* TASK PROMPT: Copy out the entries below word for word, starting at the very first line and ending at the line that contains "- tab-close-icon[interactable]: ×: [190, 9, 197, 23]".

◇ ◇ ◇ ◇ ◇ ◇ ◇

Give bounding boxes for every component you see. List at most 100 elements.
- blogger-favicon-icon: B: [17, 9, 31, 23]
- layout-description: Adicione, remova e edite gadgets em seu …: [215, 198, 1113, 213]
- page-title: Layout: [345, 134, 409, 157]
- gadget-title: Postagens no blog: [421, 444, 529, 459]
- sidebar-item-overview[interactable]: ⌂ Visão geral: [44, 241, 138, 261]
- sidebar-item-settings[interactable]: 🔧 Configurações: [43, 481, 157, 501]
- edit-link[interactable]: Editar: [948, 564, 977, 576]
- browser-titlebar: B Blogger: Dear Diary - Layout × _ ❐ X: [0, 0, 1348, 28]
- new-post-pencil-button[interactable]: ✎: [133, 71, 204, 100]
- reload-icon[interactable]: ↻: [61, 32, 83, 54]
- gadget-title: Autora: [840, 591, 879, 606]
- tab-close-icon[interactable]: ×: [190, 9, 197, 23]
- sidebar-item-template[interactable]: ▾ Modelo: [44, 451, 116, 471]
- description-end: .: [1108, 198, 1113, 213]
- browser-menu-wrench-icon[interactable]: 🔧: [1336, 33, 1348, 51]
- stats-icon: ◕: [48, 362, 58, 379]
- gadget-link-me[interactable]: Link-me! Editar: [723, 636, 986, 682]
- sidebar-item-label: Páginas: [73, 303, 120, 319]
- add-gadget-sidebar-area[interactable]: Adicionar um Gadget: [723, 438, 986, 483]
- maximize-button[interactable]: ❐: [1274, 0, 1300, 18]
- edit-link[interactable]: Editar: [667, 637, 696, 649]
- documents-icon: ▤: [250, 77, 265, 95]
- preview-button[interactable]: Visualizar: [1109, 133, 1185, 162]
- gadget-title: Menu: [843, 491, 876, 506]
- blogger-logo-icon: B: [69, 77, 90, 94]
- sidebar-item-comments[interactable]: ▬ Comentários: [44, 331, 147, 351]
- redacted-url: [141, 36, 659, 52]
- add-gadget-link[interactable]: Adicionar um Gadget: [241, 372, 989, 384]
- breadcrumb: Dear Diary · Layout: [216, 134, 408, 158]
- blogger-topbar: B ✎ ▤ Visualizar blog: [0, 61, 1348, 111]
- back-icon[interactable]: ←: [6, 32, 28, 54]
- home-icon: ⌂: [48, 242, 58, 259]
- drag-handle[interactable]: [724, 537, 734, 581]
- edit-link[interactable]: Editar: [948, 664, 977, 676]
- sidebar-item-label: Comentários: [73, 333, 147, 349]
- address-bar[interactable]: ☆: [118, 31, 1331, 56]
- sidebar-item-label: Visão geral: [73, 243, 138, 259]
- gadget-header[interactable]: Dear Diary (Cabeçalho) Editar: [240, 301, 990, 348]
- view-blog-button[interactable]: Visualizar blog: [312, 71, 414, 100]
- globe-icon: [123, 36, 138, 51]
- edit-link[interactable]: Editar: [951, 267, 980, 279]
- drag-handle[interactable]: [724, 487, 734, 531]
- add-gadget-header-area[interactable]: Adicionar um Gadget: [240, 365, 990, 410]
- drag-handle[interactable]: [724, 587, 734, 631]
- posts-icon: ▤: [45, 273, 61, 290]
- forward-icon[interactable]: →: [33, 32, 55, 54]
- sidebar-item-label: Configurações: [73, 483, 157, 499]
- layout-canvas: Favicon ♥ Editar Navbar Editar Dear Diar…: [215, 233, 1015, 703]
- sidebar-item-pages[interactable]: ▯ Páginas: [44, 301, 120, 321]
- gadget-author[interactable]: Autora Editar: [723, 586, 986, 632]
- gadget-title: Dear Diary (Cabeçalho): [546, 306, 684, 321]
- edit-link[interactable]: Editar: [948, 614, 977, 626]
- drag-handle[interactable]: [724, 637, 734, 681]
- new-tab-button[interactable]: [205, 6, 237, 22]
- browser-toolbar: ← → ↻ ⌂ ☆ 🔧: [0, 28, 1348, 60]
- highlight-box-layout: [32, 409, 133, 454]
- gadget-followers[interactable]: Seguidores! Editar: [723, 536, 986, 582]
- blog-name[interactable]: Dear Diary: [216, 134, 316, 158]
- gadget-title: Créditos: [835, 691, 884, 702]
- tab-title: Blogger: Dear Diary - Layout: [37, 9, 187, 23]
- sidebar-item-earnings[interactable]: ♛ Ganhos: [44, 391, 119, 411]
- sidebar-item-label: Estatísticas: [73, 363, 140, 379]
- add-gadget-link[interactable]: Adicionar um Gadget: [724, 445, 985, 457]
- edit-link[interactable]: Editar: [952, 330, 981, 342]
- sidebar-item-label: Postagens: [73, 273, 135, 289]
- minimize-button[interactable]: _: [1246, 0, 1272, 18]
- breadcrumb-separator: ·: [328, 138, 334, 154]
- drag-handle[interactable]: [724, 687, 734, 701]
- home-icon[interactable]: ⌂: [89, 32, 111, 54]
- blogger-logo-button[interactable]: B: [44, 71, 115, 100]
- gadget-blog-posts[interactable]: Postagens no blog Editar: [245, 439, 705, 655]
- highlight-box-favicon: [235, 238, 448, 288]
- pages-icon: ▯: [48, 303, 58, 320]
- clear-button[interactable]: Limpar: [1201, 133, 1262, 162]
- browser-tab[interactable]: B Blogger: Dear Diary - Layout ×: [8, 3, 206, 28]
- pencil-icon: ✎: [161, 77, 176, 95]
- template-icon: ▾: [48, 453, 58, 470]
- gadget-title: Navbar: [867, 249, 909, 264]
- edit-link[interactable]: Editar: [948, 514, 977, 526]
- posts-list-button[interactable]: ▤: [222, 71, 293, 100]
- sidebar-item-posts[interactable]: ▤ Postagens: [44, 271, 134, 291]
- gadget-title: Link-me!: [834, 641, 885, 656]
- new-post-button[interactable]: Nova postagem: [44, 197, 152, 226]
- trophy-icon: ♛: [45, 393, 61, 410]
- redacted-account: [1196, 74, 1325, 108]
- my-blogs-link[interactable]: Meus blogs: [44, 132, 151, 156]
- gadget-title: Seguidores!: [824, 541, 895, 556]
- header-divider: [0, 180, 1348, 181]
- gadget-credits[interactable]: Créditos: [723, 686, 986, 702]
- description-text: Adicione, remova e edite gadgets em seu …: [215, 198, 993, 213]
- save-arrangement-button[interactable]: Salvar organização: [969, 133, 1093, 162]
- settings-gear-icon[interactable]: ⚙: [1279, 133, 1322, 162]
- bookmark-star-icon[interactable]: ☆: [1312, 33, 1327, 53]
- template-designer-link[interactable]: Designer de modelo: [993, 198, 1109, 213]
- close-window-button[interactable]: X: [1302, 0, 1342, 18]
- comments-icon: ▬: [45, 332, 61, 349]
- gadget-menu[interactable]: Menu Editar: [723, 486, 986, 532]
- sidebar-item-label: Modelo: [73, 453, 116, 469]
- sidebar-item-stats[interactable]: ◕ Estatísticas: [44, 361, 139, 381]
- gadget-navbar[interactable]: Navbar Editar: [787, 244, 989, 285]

◇ ◇ ◇ ◇ ◇ ◇ ◇

* RESULT OF THIS EXERCISE:
Give bounding boxes for every component you see. List at most 100 elements.
- blogger-favicon-icon: B: [17, 9, 31, 23]
- layout-description: Adicione, remova e edite gadgets em seu …: [215, 198, 1113, 213]
- page-title: Layout: [345, 134, 409, 157]
- gadget-title: Postagens no blog: [421, 444, 529, 459]
- sidebar-item-overview[interactable]: ⌂ Visão geral: [44, 241, 138, 261]
- sidebar-item-settings[interactable]: 🔧 Configurações: [43, 481, 157, 501]
- edit-link[interactable]: Editar: [948, 564, 977, 576]
- browser-titlebar: B Blogger: Dear Diary - Layout × _ ❐ X: [0, 0, 1348, 28]
- new-post-pencil-button[interactable]: ✎: [133, 71, 204, 100]
- reload-icon[interactable]: ↻: [61, 32, 83, 54]
- gadget-title: Autora: [840, 591, 879, 606]
- tab-close-icon[interactable]: ×: [190, 9, 197, 23]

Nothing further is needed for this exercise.